*Your instructions:* The records that follow are to be repeated without alteration.

Collected data entries
· · · · ·
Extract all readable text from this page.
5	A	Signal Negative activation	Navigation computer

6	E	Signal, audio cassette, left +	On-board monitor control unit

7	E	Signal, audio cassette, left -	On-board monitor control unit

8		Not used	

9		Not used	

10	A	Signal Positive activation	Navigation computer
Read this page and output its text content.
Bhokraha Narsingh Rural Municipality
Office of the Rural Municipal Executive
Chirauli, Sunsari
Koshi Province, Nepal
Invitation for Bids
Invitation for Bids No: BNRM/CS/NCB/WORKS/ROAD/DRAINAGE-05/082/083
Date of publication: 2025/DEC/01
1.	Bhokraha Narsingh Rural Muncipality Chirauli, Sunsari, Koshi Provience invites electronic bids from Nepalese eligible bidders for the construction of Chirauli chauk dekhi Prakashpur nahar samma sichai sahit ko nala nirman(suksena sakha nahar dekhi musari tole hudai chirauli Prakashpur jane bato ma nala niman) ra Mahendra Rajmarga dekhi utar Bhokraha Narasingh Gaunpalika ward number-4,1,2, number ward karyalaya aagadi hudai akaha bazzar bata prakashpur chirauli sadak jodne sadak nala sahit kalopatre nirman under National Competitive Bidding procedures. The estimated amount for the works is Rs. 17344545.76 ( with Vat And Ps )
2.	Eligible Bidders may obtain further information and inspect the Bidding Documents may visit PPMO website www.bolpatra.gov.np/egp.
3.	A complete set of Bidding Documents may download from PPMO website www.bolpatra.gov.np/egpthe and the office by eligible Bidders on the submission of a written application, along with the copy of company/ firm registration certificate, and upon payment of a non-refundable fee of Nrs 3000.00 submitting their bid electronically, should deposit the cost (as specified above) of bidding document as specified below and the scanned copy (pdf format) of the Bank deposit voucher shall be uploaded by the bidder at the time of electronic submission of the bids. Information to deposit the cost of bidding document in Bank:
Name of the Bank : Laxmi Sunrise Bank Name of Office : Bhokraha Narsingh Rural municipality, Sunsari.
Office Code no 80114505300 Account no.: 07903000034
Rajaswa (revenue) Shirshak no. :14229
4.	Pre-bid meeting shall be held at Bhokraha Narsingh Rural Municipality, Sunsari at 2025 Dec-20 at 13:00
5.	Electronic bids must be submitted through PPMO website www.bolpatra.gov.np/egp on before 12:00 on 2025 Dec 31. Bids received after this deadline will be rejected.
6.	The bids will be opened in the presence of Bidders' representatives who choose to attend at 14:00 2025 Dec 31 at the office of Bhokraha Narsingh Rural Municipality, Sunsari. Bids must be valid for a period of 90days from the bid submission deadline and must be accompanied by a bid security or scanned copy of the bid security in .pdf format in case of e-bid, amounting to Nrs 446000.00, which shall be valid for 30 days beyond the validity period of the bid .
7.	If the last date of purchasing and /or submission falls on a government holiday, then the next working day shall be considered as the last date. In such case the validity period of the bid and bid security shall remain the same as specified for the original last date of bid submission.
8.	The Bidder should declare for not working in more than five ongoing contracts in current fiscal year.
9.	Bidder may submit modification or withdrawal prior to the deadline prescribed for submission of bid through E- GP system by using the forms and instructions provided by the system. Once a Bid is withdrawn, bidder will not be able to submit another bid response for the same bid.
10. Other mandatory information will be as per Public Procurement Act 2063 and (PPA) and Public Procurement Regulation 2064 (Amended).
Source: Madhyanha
· · · · ·
*Exercise output:*
Extract all readable text from this page.
5	A	Signal Negative activation	Navigation computer

6	E	Signal, audio cassette, left +	On-board monitor control unit

7	E	Signal, audio cassette, left -	On-board monitor control unit

8		Not used	

9		Not used	

10	A	Signal Positive activation	Navigation computer
Read this page and output its text content.
Bhokraha Narsingh Rural Municipality
Office of the Rural Municipal Executive
Chirauli, Sunsari
Koshi Province, Nepal
Invitation for Bids
Invitation for Bids No: BNRM/CS/NCB/WORKS/ROAD/DRAINAGE-05/082/083
Date of publication: 2025/DEC/01
1.	Bhokraha Narsingh Rural Muncipality Chirauli, Sunsari, Koshi Provience invites electronic bids from Nepalese eligible bidders for the construction of Chirauli chauk dekhi Prakashpur nahar samma sichai sahit ko nala nirman(suksena sakha nahar dekhi musari tole hudai chirauli Prakashpur jane bato ma nala niman) ra Mahendra Rajmarga dekhi utar Bhokraha Narasingh Gaunpalika ward number-4,1,2, number ward karyalaya aagadi hudai akaha bazzar bata prakashpur chirauli sadak jodne sadak nala sahit kalopatre nirman under National Competitive Bidding procedures. The estimated amount for the works is Rs. 17344545.76 ( with Vat And Ps )
2.	Eligible Bidders may obtain further information and inspect the Bidding Documents may visit PPMO website www.bolpatra.gov.np/egp.
3.	A complete set of Bidding Documents may download from PPMO website www.bolpatra.gov.np/egpthe and the office by eligible Bidders on the submission of a written application, along with the copy of company/ firm registration certificate, and upon payment of a non-refundable fee of Nrs 3000.00 submitting their bid electronically, should deposit the cost (as specified above) of bidding document as specified below and the scanned copy (pdf format) of the Bank deposit voucher shall be uploaded by the bidder at the time of electronic submission of the bids. Information to deposit the cost of bidding document in Bank:
Name of the Bank : Laxmi Sunrise Bank Name of Office : Bhokraha Narsingh Rural municipality, Sunsari.
Office Code no 80114505300 Account no.: 07903000034
Rajaswa (revenue) Shirshak no. :14229
4.	Pre-bid meeting shall be held at Bhokraha Narsingh Rural Municipality, Sunsari at 2025 Dec-20 at 13:00
5.	Electronic bids must be submitted through PPMO website www.bolpatra.gov.np/egp on before 12:00 on 2025 Dec 31. Bids received after this deadline will be rejected.
6.	The bids will be opened in the presence of Bidders' representatives who choose to attend at 14:00 2025 Dec 31 at the office of Bhokraha Narsingh Rural Municipality, Sunsari. Bids must be valid for a period of 90days from the bid submission deadline and must be accompanied by a bid security or scanned copy of the bid security in .pdf format in case of e-bid, amounting to Nrs 446000.00, which shall be valid for 30 days beyond the validity period of the bid .
7.	If the last date of purchasing and /or submission falls on a government holiday, then the next working day shall be considered as the last date. In such case the validity period of the bid and bid security shall remain the same as specified for the original last date of bid submission.
8.	The Bidder should declare for not working in more than five ongoing contracts in current fiscal year.
9.	Bidder may submit modification or withdrawal prior to the deadline prescribed for submission of bid through E- GP system by using the forms and instructions provided by the system. Once a Bid is withdrawn, bidder will not be able to submit another bid response for the same bid.
10. Other mandatory information will be as per Public Procurement Act 2063 and (PPA) and Public Procurement Regulation 2064 (Amended).
Source: Madhyanha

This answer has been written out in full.